▶ [Job]
The entries below contain pictures. Retype everything except those pictures, exactly as given.

▶ [Data listing]
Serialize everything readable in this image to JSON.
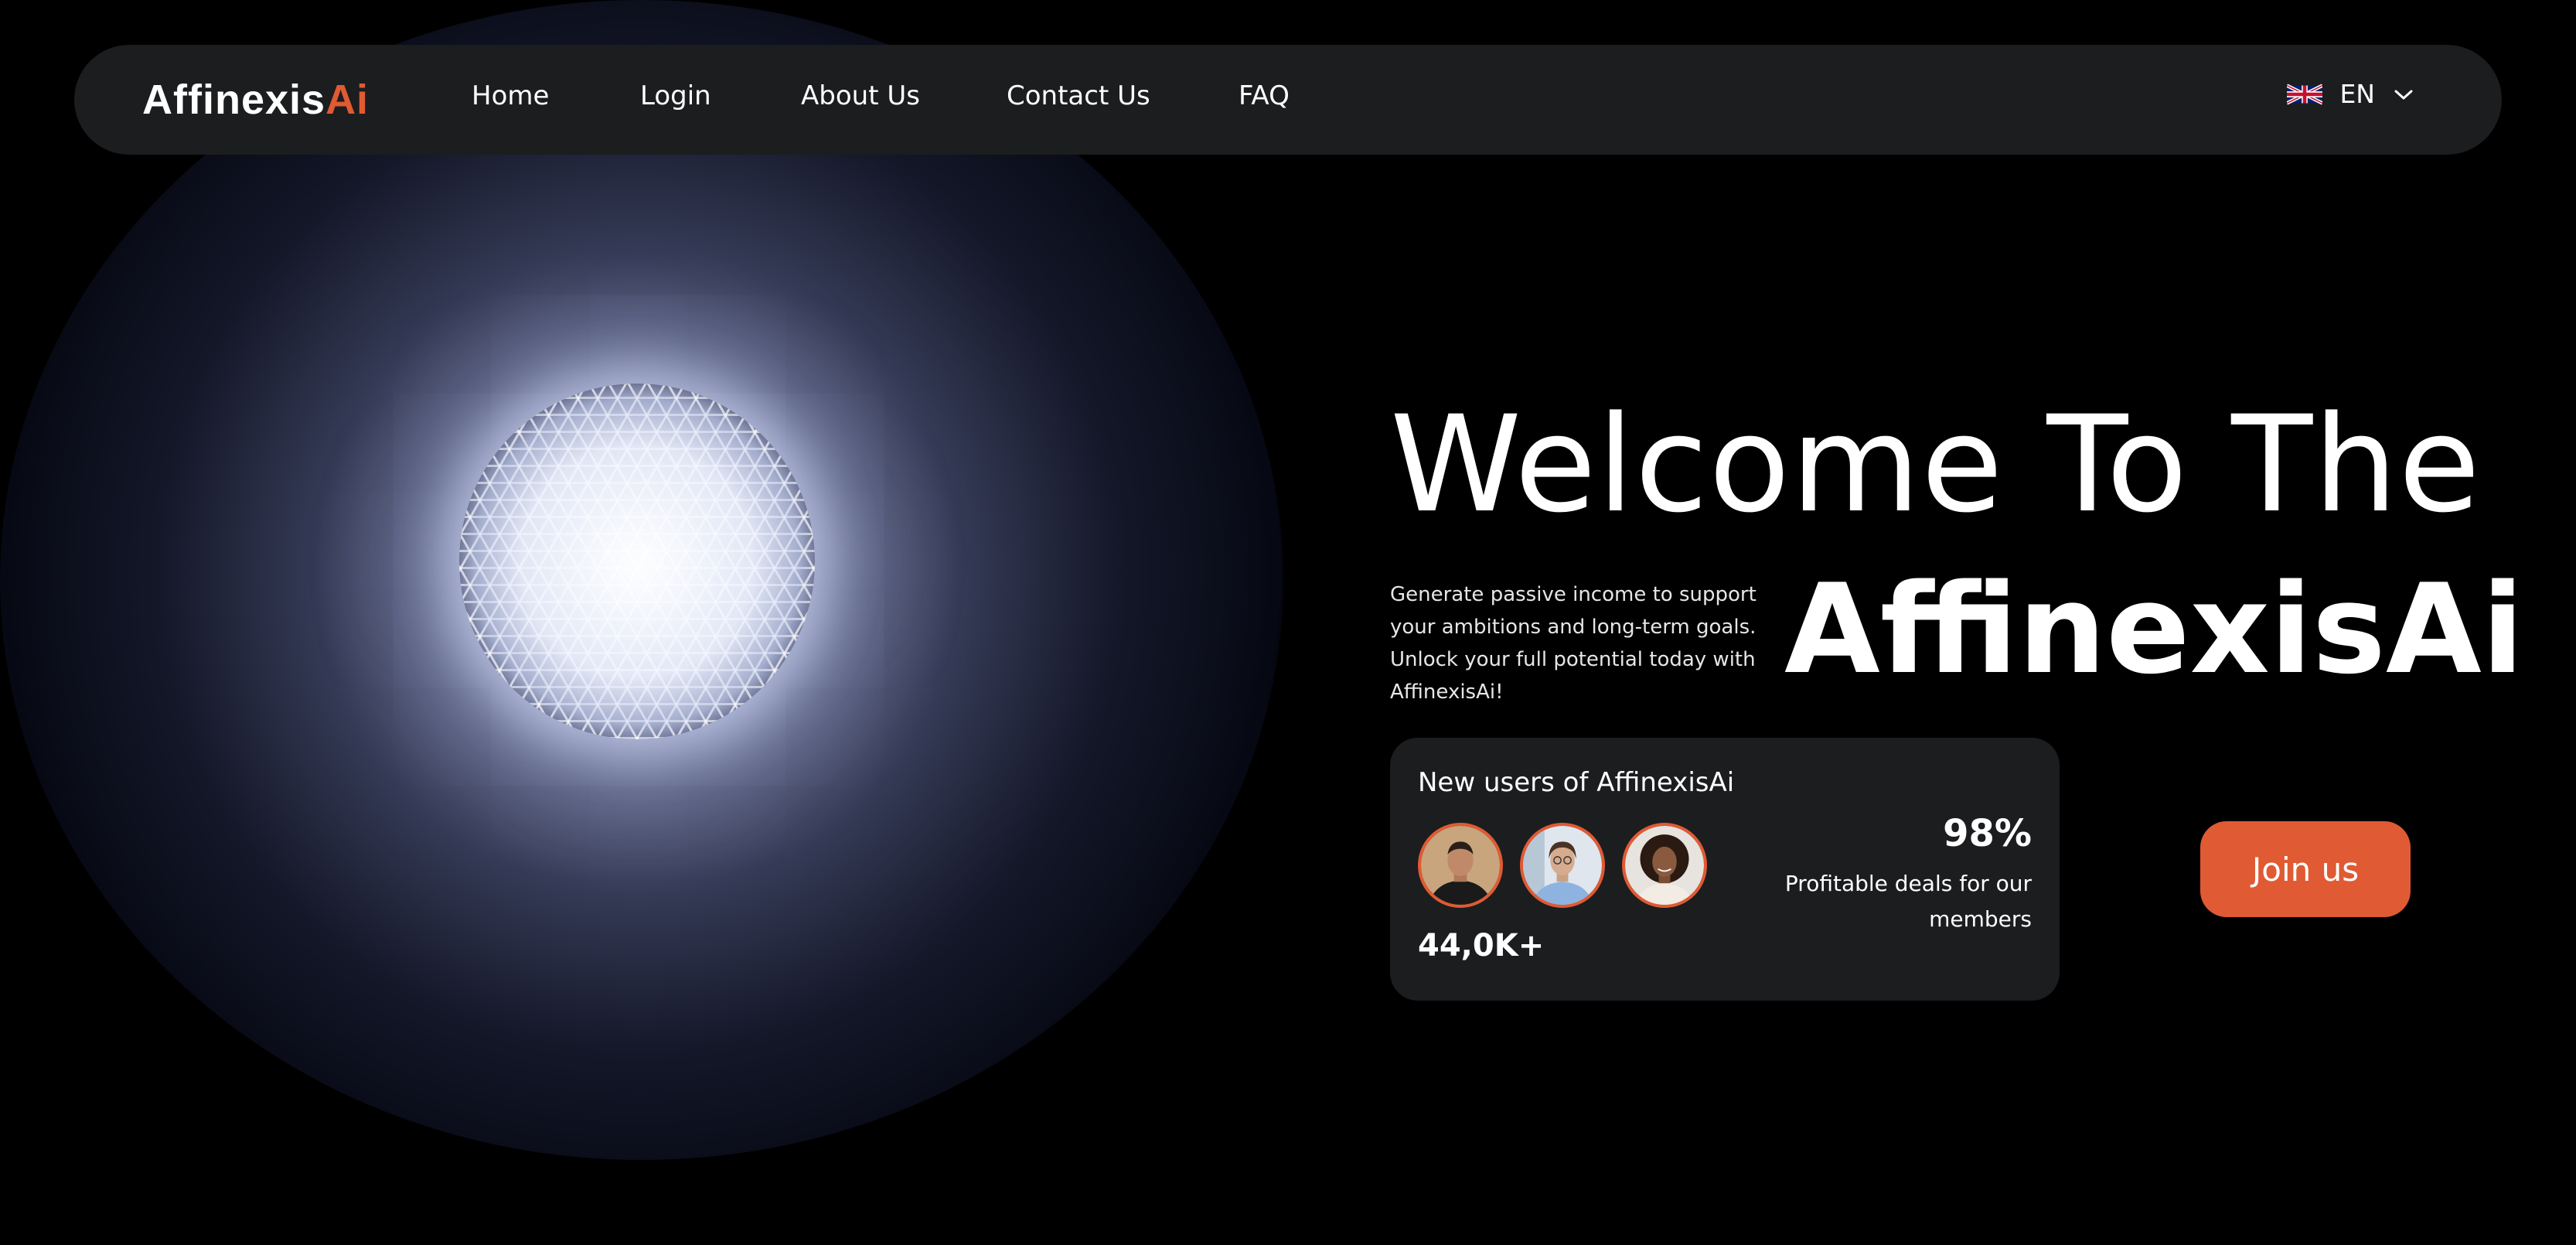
{
  "brand": {
    "name_main": "Affinexis",
    "name_accent": "Ai"
  },
  "nav": {
    "items": [
      {
        "label": "Home"
      },
      {
        "label": "Login"
      },
      {
        "label": "About Us"
      },
      {
        "label": "Contact Us"
      },
      {
        "label": "FAQ"
      }
    ],
    "language": {
      "code": "EN",
      "flag_icon": "uk-flag-icon"
    }
  },
  "hero": {
    "title_line1": "Welcome To The",
    "title_line2": "AffinexisAi",
    "description": "Generate passive income to support your ambitions and long-term goals. Unlock your full potential today with AffinexisAi!"
  },
  "stats_card": {
    "title": "New users of AffinexisAi",
    "user_count": "44,0K+",
    "percentage": "98%",
    "percentage_label": "Profitable deals for our members",
    "avatars": [
      "avatar-man",
      "avatar-woman-glasses",
      "avatar-woman-curly"
    ]
  },
  "cta": {
    "label": "Join us"
  },
  "colors": {
    "accent": "#e05a33",
    "panel": "#1c1d1f",
    "background": "#000000"
  }
}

▶ [The answer]
Serialize everything readable in this image to JSON.
{
  "brand": {
    "name_main": "Affinexis",
    "name_accent": "Ai"
  },
  "nav": {
    "items": [
      {
        "label": "Home"
      },
      {
        "label": "Login"
      },
      {
        "label": "About Us"
      },
      {
        "label": "Contact Us"
      },
      {
        "label": "FAQ"
      }
    ],
    "language": {
      "code": "EN",
      "flag_icon": "uk-flag-icon"
    }
  },
  "hero": {
    "title_line1": "Welcome To The",
    "title_line2": "AffinexisAi",
    "description": "Generate passive income to support your ambitions and long-term goals. Unlock your full potential today with AffinexisAi!"
  },
  "stats_card": {
    "title": "New users of AffinexisAi",
    "user_count": "44,0K+",
    "percentage": "98%",
    "percentage_label": "Profitable deals for our members",
    "avatars": [
      "avatar-man",
      "avatar-woman-glasses",
      "avatar-woman-curly"
    ]
  },
  "cta": {
    "label": "Join us"
  },
  "colors": {
    "accent": "#e05a33",
    "panel": "#1c1d1f",
    "background": "#000000"
  }
}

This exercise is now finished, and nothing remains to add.